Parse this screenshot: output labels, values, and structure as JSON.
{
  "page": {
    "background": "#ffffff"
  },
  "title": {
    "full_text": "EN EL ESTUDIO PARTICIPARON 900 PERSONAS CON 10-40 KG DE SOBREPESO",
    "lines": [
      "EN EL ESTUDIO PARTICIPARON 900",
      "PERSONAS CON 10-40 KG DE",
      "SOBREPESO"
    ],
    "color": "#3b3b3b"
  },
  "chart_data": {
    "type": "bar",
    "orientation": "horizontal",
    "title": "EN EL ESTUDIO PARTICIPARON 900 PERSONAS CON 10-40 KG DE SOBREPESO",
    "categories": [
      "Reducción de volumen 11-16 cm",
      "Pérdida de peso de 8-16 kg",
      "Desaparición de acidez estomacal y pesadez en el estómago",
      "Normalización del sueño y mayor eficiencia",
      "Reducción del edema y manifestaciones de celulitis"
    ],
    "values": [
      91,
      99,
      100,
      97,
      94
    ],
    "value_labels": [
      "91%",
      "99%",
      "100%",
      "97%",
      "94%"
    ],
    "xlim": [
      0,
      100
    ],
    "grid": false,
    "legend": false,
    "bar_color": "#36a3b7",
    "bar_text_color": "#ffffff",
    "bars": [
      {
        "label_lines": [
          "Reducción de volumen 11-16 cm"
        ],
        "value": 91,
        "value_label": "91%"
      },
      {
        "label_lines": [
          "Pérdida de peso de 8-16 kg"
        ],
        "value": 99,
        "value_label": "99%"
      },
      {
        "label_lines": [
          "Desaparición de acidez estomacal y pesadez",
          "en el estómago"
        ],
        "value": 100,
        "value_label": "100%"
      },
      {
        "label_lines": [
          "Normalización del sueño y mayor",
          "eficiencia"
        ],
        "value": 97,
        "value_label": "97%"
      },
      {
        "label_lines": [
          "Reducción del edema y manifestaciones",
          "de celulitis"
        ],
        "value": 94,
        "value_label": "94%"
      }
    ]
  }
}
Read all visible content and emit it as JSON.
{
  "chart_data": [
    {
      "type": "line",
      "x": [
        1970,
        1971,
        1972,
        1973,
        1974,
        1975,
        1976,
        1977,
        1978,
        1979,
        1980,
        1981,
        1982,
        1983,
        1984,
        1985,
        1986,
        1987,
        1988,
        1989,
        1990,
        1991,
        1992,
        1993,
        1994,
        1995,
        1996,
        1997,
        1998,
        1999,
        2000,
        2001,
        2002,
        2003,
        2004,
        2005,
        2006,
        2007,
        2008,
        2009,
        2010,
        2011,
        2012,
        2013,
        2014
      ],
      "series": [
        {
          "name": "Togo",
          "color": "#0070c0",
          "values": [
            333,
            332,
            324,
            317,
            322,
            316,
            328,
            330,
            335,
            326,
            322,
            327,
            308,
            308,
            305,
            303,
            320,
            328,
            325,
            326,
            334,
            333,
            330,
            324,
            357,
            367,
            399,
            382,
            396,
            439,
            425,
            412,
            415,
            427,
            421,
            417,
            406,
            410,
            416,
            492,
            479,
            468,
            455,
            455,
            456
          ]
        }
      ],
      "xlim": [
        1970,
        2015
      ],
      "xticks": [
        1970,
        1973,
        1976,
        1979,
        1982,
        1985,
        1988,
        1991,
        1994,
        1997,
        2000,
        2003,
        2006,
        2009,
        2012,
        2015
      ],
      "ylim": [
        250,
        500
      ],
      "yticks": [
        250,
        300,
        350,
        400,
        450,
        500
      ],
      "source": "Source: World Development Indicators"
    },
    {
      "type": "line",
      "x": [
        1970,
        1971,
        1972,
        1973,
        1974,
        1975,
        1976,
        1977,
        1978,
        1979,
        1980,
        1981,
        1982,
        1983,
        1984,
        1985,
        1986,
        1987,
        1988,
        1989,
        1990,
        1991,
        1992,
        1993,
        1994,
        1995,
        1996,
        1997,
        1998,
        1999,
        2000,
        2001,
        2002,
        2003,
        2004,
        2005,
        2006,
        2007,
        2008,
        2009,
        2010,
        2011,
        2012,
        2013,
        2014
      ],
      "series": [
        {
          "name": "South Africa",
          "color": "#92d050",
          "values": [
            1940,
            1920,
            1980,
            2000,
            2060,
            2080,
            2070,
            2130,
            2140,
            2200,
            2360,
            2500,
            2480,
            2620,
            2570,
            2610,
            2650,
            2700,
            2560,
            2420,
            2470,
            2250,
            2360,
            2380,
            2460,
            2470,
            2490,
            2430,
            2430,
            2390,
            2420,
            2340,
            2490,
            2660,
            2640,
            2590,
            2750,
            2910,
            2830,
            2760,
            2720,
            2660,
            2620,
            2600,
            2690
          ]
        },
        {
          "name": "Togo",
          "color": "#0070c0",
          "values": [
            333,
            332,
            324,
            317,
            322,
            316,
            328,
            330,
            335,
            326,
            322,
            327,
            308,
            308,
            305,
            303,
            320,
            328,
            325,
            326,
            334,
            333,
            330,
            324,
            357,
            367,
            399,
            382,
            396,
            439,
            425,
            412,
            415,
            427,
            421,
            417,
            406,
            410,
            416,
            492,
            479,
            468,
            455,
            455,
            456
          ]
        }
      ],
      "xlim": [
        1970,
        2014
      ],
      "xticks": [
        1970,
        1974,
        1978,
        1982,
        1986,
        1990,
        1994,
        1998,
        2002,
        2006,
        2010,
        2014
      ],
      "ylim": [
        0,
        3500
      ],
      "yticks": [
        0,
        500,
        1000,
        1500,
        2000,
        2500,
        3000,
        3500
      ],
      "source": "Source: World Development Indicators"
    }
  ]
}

Set problem.
All records above must be set down exactly, please.

Exercise answer.
Parse this screenshot: output labels, values, and structure as JSON.
{
  "page": {
    "background": "#ffffff"
  },
  "title": {
    "full_text": "EN EL ESTUDIO PARTICIPARON 900 PERSONAS CON 10-40 KG DE SOBREPESO",
    "lines": [
      "EN EL ESTUDIO PARTICIPARON 900",
      "PERSONAS CON 10-40 KG DE",
      "SOBREPESO"
    ],
    "color": "#3b3b3b"
  },
  "chart_data": {
    "type": "bar",
    "orientation": "horizontal",
    "title": "EN EL ESTUDIO PARTICIPARON 900 PERSONAS CON 10-40 KG DE SOBREPESO",
    "categories": [
      "Reducción de volumen 11-16 cm",
      "Pérdida de peso de 8-16 kg",
      "Desaparición de acidez estomacal y pesadez en el estómago",
      "Normalización del sueño y mayor eficiencia",
      "Reducción del edema y manifestaciones de celulitis"
    ],
    "values": [
      91,
      99,
      100,
      97,
      94
    ],
    "value_labels": [
      "91%",
      "99%",
      "100%",
      "97%",
      "94%"
    ],
    "xlim": [
      0,
      100
    ],
    "grid": false,
    "legend": false,
    "bar_color": "#36a3b7",
    "bar_text_color": "#ffffff",
    "bars": [
      {
        "label_lines": [
          "Reducción de volumen 11-16 cm"
        ],
        "value": 91,
        "value_label": "91%"
      },
      {
        "label_lines": [
          "Pérdida de peso de 8-16 kg"
        ],
        "value": 99,
        "value_label": "99%"
      },
      {
        "label_lines": [
          "Desaparición de acidez estomacal y pesadez",
          "en el estómago"
        ],
        "value": 100,
        "value_label": "100%"
      },
      {
        "label_lines": [
          "Normalización del sueño y mayor",
          "eficiencia"
        ],
        "value": 97,
        "value_label": "97%"
      },
      {
        "label_lines": [
          "Reducción del edema y manifestaciones",
          "de celulitis"
        ],
        "value": 94,
        "value_label": "94%"
      }
    ]
  }
}
Read all visible content and emit it as JSON.
{
  "chart_data": [
    {
      "type": "line",
      "x": [
        1970,
        1971,
        1972,
        1973,
        1974,
        1975,
        1976,
        1977,
        1978,
        1979,
        1980,
        1981,
        1982,
        1983,
        1984,
        1985,
        1986,
        1987,
        1988,
        1989,
        1990,
        1991,
        1992,
        1993,
        1994,
        1995,
        1996,
        1997,
        1998,
        1999,
        2000,
        2001,
        2002,
        2003,
        2004,
        2005,
        2006,
        2007,
        2008,
        2009,
        2010,
        2011,
        2012,
        2013,
        2014
      ],
      "series": [
        {
          "name": "Togo",
          "color": "#0070c0",
          "values": [
            333,
            332,
            324,
            317,
            322,
            316,
            328,
            330,
            335,
            326,
            322,
            327,
            308,
            308,
            305,
            303,
            320,
            328,
            325,
            326,
            334,
            333,
            330,
            324,
            357,
            367,
            399,
            382,
            396,
            439,
            425,
            412,
            415,
            427,
            421,
            417,
            406,
            410,
            416,
            492,
            479,
            468,
            455,
            455,
            456
          ]
        }
      ],
      "xlim": [
        1970,
        2015
      ],
      "xticks": [
        1970,
        1973,
        1976,
        1979,
        1982,
        1985,
        1988,
        1991,
        1994,
        1997,
        2000,
        2003,
        2006,
        2009,
        2012,
        2015
      ],
      "ylim": [
        250,
        500
      ],
      "yticks": [
        250,
        300,
        350,
        400,
        450,
        500
      ],
      "source": "Source: World Development Indicators"
    },
    {
      "type": "line",
      "x": [
        1970,
        1971,
        1972,
        1973,
        1974,
        1975,
        1976,
        1977,
        1978,
        1979,
        1980,
        1981,
        1982,
        1983,
        1984,
        1985,
        1986,
        1987,
        1988,
        1989,
        1990,
        1991,
        1992,
        1993,
        1994,
        1995,
        1996,
        1997,
        1998,
        1999,
        2000,
        2001,
        2002,
        2003,
        2004,
        2005,
        2006,
        2007,
        2008,
        2009,
        2010,
        2011,
        2012,
        2013,
        2014
      ],
      "series": [
        {
          "name": "South Africa",
          "color": "#92d050",
          "values": [
            1940,
            1920,
            1980,
            2000,
            2060,
            2080,
            2070,
            2130,
            2140,
            2200,
            2360,
            2500,
            2480,
            2620,
            2570,
            2610,
            2650,
            2700,
            2560,
            2420,
            2470,
            2250,
            2360,
            2380,
            2460,
            2470,
            2490,
            2430,
            2430,
            2390,
            2420,
            2340,
            2490,
            2660,
            2640,
            2590,
            2750,
            2910,
            2830,
            2760,
            2720,
            2660,
            2620,
            2600,
            2690
          ]
        },
        {
          "name": "Togo",
          "color": "#0070c0",
          "values": [
            333,
            332,
            324,
            317,
            322,
            316,
            328,
            330,
            335,
            326,
            322,
            327,
            308,
            308,
            305,
            303,
            320,
            328,
            325,
            326,
            334,
            333,
            330,
            324,
            357,
            367,
            399,
            382,
            396,
            439,
            425,
            412,
            415,
            427,
            421,
            417,
            406,
            410,
            416,
            492,
            479,
            468,
            455,
            455,
            456
          ]
        }
      ],
      "xlim": [
        1970,
        2014
      ],
      "xticks": [
        1970,
        1974,
        1978,
        1982,
        1986,
        1990,
        1994,
        1998,
        2002,
        2006,
        2010,
        2014
      ],
      "ylim": [
        0,
        3500
      ],
      "yticks": [
        0,
        500,
        1000,
        1500,
        2000,
        2500,
        3000,
        3500
      ],
      "source": "Source: World Development Indicators"
    }
  ]
}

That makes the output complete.